Transcribe all of the records, leaving out any pictures.

*** Opening Extracted information ***

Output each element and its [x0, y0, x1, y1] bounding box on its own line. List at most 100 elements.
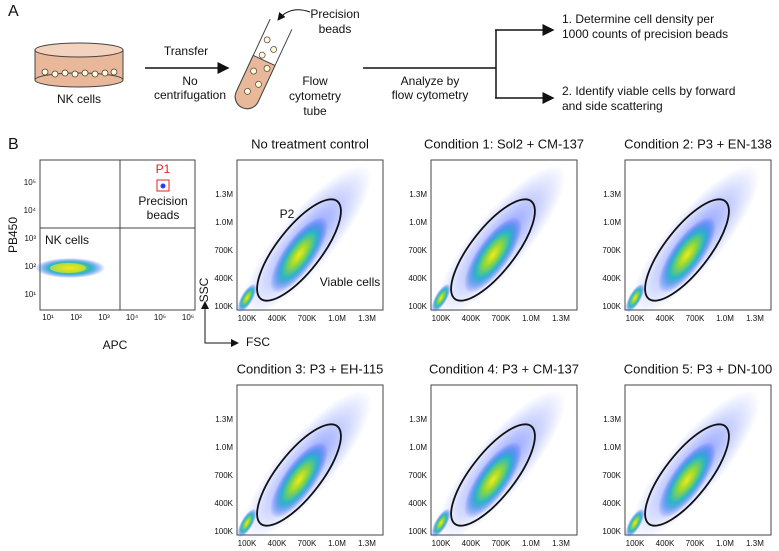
x-tick-label: 1.0M	[522, 539, 540, 546]
y-tick-label: 400K	[602, 499, 621, 508]
plot-title: Condition 3: P3 + EH-115	[237, 361, 384, 376]
x-tick-label: 400K	[462, 539, 481, 546]
y-tick-label: 400K	[408, 499, 427, 508]
x-tick-label: 700K	[492, 314, 511, 323]
population-label: beads	[147, 208, 180, 222]
y-axis-label: SSC	[197, 277, 211, 302]
x-tick-label: 1.0M	[716, 539, 734, 546]
tube-label: tube	[303, 104, 327, 118]
y-tick-label: 1.0M	[215, 443, 233, 452]
density-core	[270, 217, 328, 293]
scatter-plot	[624, 384, 772, 540]
gate-label: P2	[280, 207, 295, 221]
y-tick-label: 1.0M	[603, 218, 621, 227]
gate-ellipse	[644, 198, 730, 302]
y-axis-label: PB450	[6, 217, 20, 253]
scatter-plot	[236, 159, 384, 315]
y-tick-label: 400K	[214, 274, 233, 283]
gate-ellipse	[644, 423, 730, 527]
tube-label: cytometry	[289, 89, 341, 103]
y-tick-label: 10¹	[24, 290, 36, 299]
x-tick-label: 1.3M	[552, 539, 570, 546]
y-tick-label: 10⁴	[24, 206, 37, 215]
density-core	[658, 442, 716, 518]
y-tick-label: 1.0M	[409, 218, 427, 227]
x-tick-label: 700K	[492, 539, 511, 546]
density-tail	[625, 283, 645, 313]
x-tick-label: 1.0M	[716, 314, 734, 323]
y-tick-label: 700K	[214, 471, 233, 480]
x-tick-label: 1.0M	[328, 539, 346, 546]
scatter-plot	[430, 384, 578, 540]
gate-label: P1	[156, 162, 171, 176]
tube-label: Flow	[302, 74, 328, 88]
y-tick-label: 100K	[408, 527, 427, 536]
y-tick-label: 700K	[214, 246, 233, 255]
plot-title: No treatment control	[251, 136, 369, 151]
x-tick-label: 100K	[432, 314, 451, 323]
x-tick-label: 100K	[626, 314, 645, 323]
step-text: flow cytometry	[392, 88, 469, 102]
y-tick-label: 10²	[24, 262, 36, 271]
x-tick-label: 400K	[268, 314, 287, 323]
y-tick-label: 1.3M	[603, 415, 621, 424]
density-tail	[625, 508, 645, 538]
y-tick-label: 1.3M	[409, 190, 427, 199]
x-tick-label: 400K	[656, 539, 675, 546]
density-tail	[431, 508, 451, 538]
x-tick-label: 10²	[70, 313, 82, 322]
dish-label: NK cells	[57, 92, 101, 106]
density-tail	[431, 283, 451, 313]
x-tick-label: 700K	[686, 314, 705, 323]
density-core	[464, 442, 522, 518]
x-tick-label: 1.3M	[358, 314, 376, 323]
x-tick-label: 1.3M	[358, 539, 376, 546]
gate-ellipse	[450, 423, 536, 527]
y-tick-label: 1.3M	[215, 190, 233, 199]
step-text: and side scattering	[562, 99, 663, 113]
y-tick-label: 400K	[214, 499, 233, 508]
scatter-plot	[430, 159, 578, 315]
dish	[34, 42, 124, 88]
density-core	[658, 217, 716, 293]
density-tail	[237, 508, 257, 538]
step-text: 2. Identify viable cells by forward	[562, 84, 735, 98]
step-text: 1000 counts of precision beads	[562, 27, 728, 41]
y-tick-label: 1.3M	[409, 415, 427, 424]
step-text: Transfer	[164, 44, 208, 58]
x-tick-label: 10⁵	[154, 313, 166, 322]
y-tick-label: 100K	[214, 302, 233, 311]
tube	[234, 18, 293, 110]
population-label: Precision	[138, 194, 187, 208]
x-tick-label: 100K	[626, 539, 645, 546]
y-tick-label: 100K	[408, 302, 427, 311]
y-tick-label: 700K	[602, 246, 621, 255]
x-tick-label: 10³	[98, 313, 110, 322]
x-tick-label: 700K	[686, 539, 705, 546]
gate-ellipse	[450, 198, 536, 302]
panel-label: B	[8, 136, 19, 153]
x-tick-label: 1.3M	[746, 539, 764, 546]
y-tick-label: 1.0M	[215, 218, 233, 227]
beads-label: beads	[319, 22, 352, 36]
x-tick-label: 10⁴	[126, 313, 139, 322]
gate-plot	[35, 159, 196, 311]
x-tick-label: 100K	[238, 314, 257, 323]
x-tick-label: 1.3M	[552, 314, 570, 323]
gate-ellipse	[256, 198, 342, 302]
y-tick-label: 100K	[602, 302, 621, 311]
plot-title: Condition 4: P3 + CM-137	[429, 361, 579, 376]
step-text: No	[182, 74, 198, 88]
plot-title: Condition 2: P3 + EN-138	[624, 136, 772, 151]
x-tick-label: 400K	[656, 314, 675, 323]
gate-ellipse	[256, 423, 342, 527]
x-tick-label: 400K	[268, 539, 287, 546]
y-tick-label: 1.0M	[603, 443, 621, 452]
y-tick-label: 1.3M	[215, 415, 233, 424]
x-tick-label: 400K	[462, 314, 481, 323]
step-text: Analyze by	[401, 74, 460, 88]
x-axis-label: FSC	[246, 335, 270, 349]
x-tick-label: 1.0M	[522, 314, 540, 323]
x-tick-label: 10⁶	[182, 313, 194, 322]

*** Closing Extracted information ***

> **Solution for this exercise**
Output each element and its [x0, y0, x1, y1] bounding box on its own line. List at most 100 elements.
x-tick-label: 1.0M	[522, 539, 540, 546]
y-tick-label: 400K	[602, 499, 621, 508]
plot-title: Condition 3: P3 + EH-115	[237, 361, 384, 376]
x-tick-label: 400K	[462, 539, 481, 546]
y-tick-label: 400K	[408, 499, 427, 508]
x-tick-label: 700K	[492, 314, 511, 323]
population-label: beads	[147, 208, 180, 222]
y-axis-label: SSC	[197, 277, 211, 302]
x-tick-label: 1.0M	[716, 539, 734, 546]
tube-label: tube	[303, 104, 327, 118]
y-tick-label: 1.0M	[215, 443, 233, 452]
density-core	[270, 217, 328, 293]
scatter-plot	[624, 384, 772, 540]
gate-label: P2	[280, 207, 295, 221]
y-tick-label: 1.0M	[603, 218, 621, 227]
gate-ellipse	[644, 198, 730, 302]
y-axis-label: PB450	[6, 217, 20, 253]
scatter-plot	[236, 159, 384, 315]
y-tick-label: 400K	[214, 274, 233, 283]
gate-ellipse	[644, 423, 730, 527]
tube-label: cytometry	[289, 89, 341, 103]
y-tick-label: 10¹	[24, 290, 36, 299]
x-tick-label: 1.3M	[552, 539, 570, 546]
y-tick-label: 10⁴	[24, 206, 37, 215]
density-core	[658, 442, 716, 518]
y-tick-label: 1.0M	[409, 218, 427, 227]
x-tick-label: 700K	[492, 539, 511, 546]
density-tail	[625, 283, 645, 313]
x-tick-label: 1.0M	[716, 314, 734, 323]
y-tick-label: 700K	[214, 471, 233, 480]
x-tick-label: 1.0M	[328, 539, 346, 546]
scatter-plot	[430, 384, 578, 540]
gate-label: P1	[156, 162, 171, 176]
tube-label: Flow	[302, 74, 328, 88]
y-tick-label: 100K	[408, 527, 427, 536]
y-tick-label: 700K	[214, 246, 233, 255]
plot-title: No treatment control	[251, 136, 369, 151]
x-tick-label: 100K	[432, 314, 451, 323]
x-tick-label: 100K	[626, 314, 645, 323]
step-text: flow cytometry	[392, 88, 469, 102]
y-tick-label: 10²	[24, 262, 36, 271]
x-tick-label: 400K	[268, 314, 287, 323]
y-tick-label: 1.3M	[603, 415, 621, 424]
density-tail	[625, 508, 645, 538]
y-tick-label: 1.3M	[409, 190, 427, 199]
x-tick-label: 400K	[656, 539, 675, 546]
density-tail	[431, 508, 451, 538]
x-tick-label: 10²	[70, 313, 82, 322]
dish-label: NK cells	[57, 92, 101, 106]
density-tail	[431, 283, 451, 313]
x-tick-label: 700K	[686, 314, 705, 323]
density-core	[464, 442, 522, 518]
x-tick-label: 1.3M	[358, 314, 376, 323]
x-tick-label: 1.3M	[358, 539, 376, 546]
gate-ellipse	[450, 423, 536, 527]
y-tick-label: 1.3M	[215, 190, 233, 199]
step-text: and side scattering	[562, 99, 663, 113]
y-tick-label: 400K	[214, 499, 233, 508]
scatter-plot	[430, 159, 578, 315]
dish	[34, 42, 124, 88]
density-core	[658, 217, 716, 293]
density-tail	[237, 508, 257, 538]
step-text: 2. Identify viable cells by forward	[562, 84, 735, 98]
step-text: 1000 counts of precision beads	[562, 27, 728, 41]
y-tick-label: 1.3M	[409, 415, 427, 424]
step-text: Transfer	[164, 44, 208, 58]
x-tick-label: 10⁵	[154, 313, 166, 322]
y-tick-label: 100K	[214, 302, 233, 311]
tube	[234, 18, 293, 110]
population-label: Precision	[138, 194, 187, 208]
x-tick-label: 100K	[626, 539, 645, 546]
y-tick-label: 100K	[408, 302, 427, 311]
y-tick-label: 700K	[602, 246, 621, 255]
x-tick-label: 10³	[98, 313, 110, 322]
x-tick-label: 700K	[686, 539, 705, 546]
gate-ellipse	[450, 198, 536, 302]
panel-label: B	[8, 136, 19, 153]
x-tick-label: 1.3M	[746, 539, 764, 546]
y-tick-label: 1.0M	[215, 218, 233, 227]
beads-label: beads	[319, 22, 352, 36]
x-tick-label: 10⁴	[126, 313, 139, 322]
gate-plot	[35, 159, 196, 311]
x-tick-label: 100K	[238, 314, 257, 323]
x-tick-label: 1.3M	[552, 314, 570, 323]
gate-ellipse	[256, 198, 342, 302]
y-tick-label: 100K	[602, 302, 621, 311]
plot-title: Condition 4: P3 + CM-137	[429, 361, 579, 376]
step-text: No	[182, 74, 198, 88]
plot-title: Condition 2: P3 + EN-138	[624, 136, 772, 151]
x-tick-label: 400K	[656, 314, 675, 323]
gate-ellipse	[256, 423, 342, 527]
x-tick-label: 400K	[268, 539, 287, 546]
y-tick-label: 1.0M	[603, 443, 621, 452]
y-tick-label: 1.3M	[215, 415, 233, 424]
x-tick-label: 400K	[462, 314, 481, 323]
step-text: Analyze by	[401, 74, 460, 88]
x-axis-label: FSC	[246, 335, 270, 349]
x-tick-label: 1.0M	[522, 314, 540, 323]
x-tick-label: 10⁶	[182, 313, 194, 322]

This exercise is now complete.